> [REQUIREMENT]:
Using the reply about umount and ext4, explain in one to three sentences why ext4 and jbd2 I/O activity can continue after umount returns successfully.

> [SELECTION]:
--- --- ---

The umount command will have returned successfully, but the ext4 file

system is still mounted, thanks to the bind mount.  And it's not just

bind mounts.  If you have one or more processes in a different mount

namespace (created using clone(2) with the CLONE_NEWNS flag) so long

as those processes are active, the file system will stay active

regardless of the file system being unounted in the original mount

namespace.



Internally inside in the kernel, this is the distinction between the

"struct super" object, and the "struct vfsmnt" object.  The umount(2)

system call removes the vfsmnt object from a mount namespace object,

and decrements the refcount of the vfsmnt object.



The "struct super" object can not be deleted so long as there is at

least one vfsmnt object pointing at the "struct super" object.  So

when you say that /proc/fs/ext4/<device_name> still exists, that is an

indication that "struct super" for that particular ext4 file system is

still alive, and so of course, there can still be ext4 and jbd2 I/O

activity happening.



> I'd like to understand how to debug this issue further to determine

> the root cause. Specifically, I’m looking for guidance on what

> kernel-level references or subsystems might still be holding on to

> the journal or device structures post-unmount, and how to trace or

> identify them effectively (or) is this has fixed in latest versions

> of ext4?



I don't see any evidence of anything "wrong" that requires fixing in

the kernel.  It looks something or someone assumed that the file

system was deactivated after the umount and then tore down the NVMe-OF

TCP connection, even though the file system was still active,

resulting in those errors.



But that's not a kernel bug; but rather a bug in some human's

understanding of how umount works in the context of bind mounts and

mount namespaces.



Cheers,



                                                - Ted

--- --- ---

> [PROVIDED DATA]:
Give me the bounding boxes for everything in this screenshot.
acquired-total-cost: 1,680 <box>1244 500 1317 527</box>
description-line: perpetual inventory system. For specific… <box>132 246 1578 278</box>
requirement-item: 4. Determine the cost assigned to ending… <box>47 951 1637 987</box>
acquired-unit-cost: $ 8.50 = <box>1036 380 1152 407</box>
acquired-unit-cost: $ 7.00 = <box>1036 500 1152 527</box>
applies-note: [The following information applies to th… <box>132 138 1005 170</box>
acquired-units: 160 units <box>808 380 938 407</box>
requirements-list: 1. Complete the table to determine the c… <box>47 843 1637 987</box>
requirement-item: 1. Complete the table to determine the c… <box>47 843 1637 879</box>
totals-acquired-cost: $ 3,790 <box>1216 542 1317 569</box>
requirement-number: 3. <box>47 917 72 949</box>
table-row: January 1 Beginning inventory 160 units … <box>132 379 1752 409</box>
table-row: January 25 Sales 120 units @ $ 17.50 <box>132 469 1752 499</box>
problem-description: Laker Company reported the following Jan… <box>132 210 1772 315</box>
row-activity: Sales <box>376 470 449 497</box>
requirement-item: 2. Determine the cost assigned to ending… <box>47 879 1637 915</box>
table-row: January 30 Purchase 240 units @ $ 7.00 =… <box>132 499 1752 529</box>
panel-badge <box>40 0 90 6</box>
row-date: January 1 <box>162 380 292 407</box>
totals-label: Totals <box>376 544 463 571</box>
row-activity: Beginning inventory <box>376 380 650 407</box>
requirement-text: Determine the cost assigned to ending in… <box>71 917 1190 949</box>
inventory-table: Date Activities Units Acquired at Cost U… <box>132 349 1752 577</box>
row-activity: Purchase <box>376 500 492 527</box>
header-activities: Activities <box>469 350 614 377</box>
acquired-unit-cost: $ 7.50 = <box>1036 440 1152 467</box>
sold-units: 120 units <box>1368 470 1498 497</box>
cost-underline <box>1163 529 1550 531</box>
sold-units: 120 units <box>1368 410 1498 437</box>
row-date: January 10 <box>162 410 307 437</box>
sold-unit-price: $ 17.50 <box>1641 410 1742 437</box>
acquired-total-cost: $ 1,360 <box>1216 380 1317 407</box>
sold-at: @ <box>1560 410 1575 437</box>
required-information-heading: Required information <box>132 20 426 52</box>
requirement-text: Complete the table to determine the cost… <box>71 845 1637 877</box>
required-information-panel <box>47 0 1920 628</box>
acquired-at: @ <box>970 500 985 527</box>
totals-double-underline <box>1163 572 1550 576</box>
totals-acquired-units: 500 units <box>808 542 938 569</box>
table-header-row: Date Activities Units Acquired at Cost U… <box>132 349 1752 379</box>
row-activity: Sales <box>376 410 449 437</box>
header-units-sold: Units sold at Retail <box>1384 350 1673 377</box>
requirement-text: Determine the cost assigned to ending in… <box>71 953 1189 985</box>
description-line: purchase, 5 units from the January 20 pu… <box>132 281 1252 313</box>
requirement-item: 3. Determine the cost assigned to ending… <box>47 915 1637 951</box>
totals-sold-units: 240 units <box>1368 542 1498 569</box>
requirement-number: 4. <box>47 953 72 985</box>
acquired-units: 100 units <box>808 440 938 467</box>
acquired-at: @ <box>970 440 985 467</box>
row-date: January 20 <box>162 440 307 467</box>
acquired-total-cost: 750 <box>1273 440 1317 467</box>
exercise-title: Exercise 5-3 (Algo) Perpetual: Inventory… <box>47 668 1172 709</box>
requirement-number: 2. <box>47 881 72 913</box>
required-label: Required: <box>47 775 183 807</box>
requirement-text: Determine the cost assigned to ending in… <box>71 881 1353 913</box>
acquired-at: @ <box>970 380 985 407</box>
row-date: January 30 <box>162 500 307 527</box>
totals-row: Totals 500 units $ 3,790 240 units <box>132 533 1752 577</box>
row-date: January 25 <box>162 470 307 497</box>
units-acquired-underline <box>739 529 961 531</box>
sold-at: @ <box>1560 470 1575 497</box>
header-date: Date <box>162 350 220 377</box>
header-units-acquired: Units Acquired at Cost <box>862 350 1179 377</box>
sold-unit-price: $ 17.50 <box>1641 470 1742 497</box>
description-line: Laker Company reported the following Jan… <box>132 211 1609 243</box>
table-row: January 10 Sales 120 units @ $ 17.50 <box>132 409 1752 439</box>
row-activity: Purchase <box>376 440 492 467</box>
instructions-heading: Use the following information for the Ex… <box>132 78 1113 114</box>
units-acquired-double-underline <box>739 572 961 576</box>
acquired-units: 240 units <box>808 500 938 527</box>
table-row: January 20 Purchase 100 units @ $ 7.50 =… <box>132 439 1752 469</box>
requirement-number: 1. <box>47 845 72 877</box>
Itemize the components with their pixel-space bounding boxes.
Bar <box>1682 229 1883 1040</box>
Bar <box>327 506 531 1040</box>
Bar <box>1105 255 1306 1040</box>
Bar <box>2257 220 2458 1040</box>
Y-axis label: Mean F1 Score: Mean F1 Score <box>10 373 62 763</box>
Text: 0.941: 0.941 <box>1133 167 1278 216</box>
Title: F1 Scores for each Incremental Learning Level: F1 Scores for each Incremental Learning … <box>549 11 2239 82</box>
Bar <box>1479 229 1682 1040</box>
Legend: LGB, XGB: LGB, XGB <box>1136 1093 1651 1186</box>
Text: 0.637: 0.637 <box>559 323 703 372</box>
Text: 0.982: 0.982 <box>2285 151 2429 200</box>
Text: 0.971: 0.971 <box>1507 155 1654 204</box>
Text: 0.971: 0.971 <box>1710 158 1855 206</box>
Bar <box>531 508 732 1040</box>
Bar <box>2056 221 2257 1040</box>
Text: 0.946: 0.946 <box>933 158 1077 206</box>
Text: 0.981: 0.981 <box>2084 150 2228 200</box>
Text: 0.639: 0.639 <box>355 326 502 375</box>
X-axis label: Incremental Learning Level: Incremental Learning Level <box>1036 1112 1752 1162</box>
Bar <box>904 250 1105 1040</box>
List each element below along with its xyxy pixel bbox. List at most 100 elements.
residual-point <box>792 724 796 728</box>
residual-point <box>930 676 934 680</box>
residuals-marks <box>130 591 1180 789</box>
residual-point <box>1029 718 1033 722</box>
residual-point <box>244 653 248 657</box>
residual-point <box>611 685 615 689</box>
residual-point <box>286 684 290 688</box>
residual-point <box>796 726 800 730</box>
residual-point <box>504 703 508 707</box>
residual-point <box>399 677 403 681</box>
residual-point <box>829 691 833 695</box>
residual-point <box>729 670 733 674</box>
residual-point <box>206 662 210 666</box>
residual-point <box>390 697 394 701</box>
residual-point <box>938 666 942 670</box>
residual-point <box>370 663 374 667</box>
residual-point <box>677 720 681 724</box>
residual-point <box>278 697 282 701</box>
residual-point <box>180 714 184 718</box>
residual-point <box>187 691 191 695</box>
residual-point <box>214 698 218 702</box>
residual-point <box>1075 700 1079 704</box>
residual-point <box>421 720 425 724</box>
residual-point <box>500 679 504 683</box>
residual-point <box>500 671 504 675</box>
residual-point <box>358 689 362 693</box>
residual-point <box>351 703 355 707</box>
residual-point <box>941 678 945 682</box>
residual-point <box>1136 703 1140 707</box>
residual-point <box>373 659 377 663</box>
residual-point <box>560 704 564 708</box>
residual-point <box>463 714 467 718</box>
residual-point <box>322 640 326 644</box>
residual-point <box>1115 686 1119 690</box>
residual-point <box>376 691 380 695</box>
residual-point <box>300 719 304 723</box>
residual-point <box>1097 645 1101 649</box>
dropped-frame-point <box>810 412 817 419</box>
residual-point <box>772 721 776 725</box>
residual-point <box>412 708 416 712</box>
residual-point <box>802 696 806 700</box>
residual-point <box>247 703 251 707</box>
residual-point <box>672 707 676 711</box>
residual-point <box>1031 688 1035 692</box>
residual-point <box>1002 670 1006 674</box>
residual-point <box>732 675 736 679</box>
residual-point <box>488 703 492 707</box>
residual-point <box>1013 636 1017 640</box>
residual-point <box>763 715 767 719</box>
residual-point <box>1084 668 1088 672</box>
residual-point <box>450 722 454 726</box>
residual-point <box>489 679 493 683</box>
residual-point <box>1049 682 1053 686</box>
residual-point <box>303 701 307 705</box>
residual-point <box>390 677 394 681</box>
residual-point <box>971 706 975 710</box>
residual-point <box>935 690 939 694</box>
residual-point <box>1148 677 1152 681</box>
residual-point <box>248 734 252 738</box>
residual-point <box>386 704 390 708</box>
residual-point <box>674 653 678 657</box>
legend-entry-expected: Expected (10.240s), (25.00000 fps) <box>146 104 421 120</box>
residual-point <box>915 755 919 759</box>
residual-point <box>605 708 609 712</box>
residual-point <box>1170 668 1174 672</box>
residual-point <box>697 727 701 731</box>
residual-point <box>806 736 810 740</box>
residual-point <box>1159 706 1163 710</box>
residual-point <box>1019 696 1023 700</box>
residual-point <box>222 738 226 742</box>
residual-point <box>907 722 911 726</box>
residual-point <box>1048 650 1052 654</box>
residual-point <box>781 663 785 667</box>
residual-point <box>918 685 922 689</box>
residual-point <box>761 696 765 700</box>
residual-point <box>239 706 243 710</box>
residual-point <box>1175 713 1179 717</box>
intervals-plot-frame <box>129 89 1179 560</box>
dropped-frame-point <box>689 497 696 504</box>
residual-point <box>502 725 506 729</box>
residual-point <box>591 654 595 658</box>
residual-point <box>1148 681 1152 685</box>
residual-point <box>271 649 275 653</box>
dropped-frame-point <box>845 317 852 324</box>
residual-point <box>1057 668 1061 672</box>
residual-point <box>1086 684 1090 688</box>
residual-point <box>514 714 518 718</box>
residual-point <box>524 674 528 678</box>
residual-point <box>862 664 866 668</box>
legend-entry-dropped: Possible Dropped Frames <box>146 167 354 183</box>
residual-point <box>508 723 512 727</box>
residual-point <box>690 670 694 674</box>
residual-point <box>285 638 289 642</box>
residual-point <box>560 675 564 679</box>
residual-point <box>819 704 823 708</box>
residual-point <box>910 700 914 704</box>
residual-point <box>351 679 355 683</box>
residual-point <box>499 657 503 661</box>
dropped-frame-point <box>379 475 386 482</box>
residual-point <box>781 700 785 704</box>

--- --- ---

> [SOLUTION TO THIS TASK]:
The umount(2) system call only removes a "struct vfsmnt" object from a mount namespace and decrements its refcount. The "struct super" object cannot be deleted while at least one vfsmnt object still points to it, as with a bind mount or a mount namespace held by active processes. Because "struct super" is still alive, which the continued existence of /proc/fs/ext4/<device_name> indicates, the file system stays active and can still do I/O.